▶ **Input records**:

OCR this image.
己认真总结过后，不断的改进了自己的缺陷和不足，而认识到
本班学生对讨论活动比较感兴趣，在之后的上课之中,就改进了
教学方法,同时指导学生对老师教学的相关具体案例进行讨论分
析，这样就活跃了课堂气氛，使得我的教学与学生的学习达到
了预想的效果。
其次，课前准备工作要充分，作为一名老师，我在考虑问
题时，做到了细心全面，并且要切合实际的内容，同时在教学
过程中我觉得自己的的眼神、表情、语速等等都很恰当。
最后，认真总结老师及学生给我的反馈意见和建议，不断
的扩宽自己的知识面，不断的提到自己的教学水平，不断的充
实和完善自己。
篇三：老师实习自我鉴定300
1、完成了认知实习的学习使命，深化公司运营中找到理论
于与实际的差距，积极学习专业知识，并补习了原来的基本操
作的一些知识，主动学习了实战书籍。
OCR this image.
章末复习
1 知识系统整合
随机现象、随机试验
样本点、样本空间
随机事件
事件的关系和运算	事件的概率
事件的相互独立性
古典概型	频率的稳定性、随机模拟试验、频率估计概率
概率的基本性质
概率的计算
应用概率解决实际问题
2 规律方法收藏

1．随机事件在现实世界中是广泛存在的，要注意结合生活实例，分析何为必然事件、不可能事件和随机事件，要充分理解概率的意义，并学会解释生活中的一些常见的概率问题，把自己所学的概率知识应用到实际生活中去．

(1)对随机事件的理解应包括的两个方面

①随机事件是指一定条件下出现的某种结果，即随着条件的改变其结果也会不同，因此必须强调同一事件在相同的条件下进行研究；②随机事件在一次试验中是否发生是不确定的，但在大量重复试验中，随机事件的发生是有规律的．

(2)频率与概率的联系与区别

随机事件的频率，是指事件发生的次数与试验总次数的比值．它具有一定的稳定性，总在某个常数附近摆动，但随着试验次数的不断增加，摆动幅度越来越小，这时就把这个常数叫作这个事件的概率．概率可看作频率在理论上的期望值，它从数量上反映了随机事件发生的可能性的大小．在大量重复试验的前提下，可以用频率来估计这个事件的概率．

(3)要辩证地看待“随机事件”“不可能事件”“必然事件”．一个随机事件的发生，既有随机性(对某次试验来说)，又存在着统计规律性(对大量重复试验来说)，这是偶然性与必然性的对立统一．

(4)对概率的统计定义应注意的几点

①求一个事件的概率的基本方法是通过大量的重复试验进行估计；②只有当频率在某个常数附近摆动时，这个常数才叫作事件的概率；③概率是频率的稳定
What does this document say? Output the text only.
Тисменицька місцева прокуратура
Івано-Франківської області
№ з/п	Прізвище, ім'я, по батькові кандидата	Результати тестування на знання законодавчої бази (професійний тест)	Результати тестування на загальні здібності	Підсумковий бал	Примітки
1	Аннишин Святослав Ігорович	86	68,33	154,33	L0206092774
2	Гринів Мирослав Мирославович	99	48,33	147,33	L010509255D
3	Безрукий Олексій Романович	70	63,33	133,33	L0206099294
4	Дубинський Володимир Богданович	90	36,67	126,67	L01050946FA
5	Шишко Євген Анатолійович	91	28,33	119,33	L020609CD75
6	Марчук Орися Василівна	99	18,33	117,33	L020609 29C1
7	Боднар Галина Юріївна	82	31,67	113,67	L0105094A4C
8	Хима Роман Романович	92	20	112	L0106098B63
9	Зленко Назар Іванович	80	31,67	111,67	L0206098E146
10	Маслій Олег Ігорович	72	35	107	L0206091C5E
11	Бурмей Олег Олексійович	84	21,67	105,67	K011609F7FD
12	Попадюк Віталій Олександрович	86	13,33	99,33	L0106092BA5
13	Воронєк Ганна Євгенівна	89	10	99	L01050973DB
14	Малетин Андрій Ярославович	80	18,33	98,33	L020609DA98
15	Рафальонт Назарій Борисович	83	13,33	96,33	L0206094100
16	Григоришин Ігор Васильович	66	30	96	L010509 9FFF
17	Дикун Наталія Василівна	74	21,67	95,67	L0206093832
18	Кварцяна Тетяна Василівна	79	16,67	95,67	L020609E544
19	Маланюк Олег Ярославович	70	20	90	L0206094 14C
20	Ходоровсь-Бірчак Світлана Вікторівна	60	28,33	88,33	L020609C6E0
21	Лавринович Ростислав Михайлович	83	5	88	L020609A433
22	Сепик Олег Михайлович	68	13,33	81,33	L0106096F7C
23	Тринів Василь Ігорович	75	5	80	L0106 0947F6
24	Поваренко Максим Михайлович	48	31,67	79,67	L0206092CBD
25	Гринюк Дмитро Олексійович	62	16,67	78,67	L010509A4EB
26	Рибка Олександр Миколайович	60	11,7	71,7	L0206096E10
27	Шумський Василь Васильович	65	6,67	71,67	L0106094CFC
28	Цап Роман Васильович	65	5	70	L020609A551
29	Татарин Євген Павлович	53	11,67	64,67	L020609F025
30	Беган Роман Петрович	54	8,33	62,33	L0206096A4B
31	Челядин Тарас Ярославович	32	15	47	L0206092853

▶ **Task details**:
Extract all lines from the material above that include the word "Васильович".

▶ **The answer**:
16	Григоришин Ігор Васильович	66	30	96	L010509 9FFF
27	Шумський Василь Васильович	65	6,67	71,67	L0106094CFC
28	Цап Роман Васильович	65	5	70	L020609A551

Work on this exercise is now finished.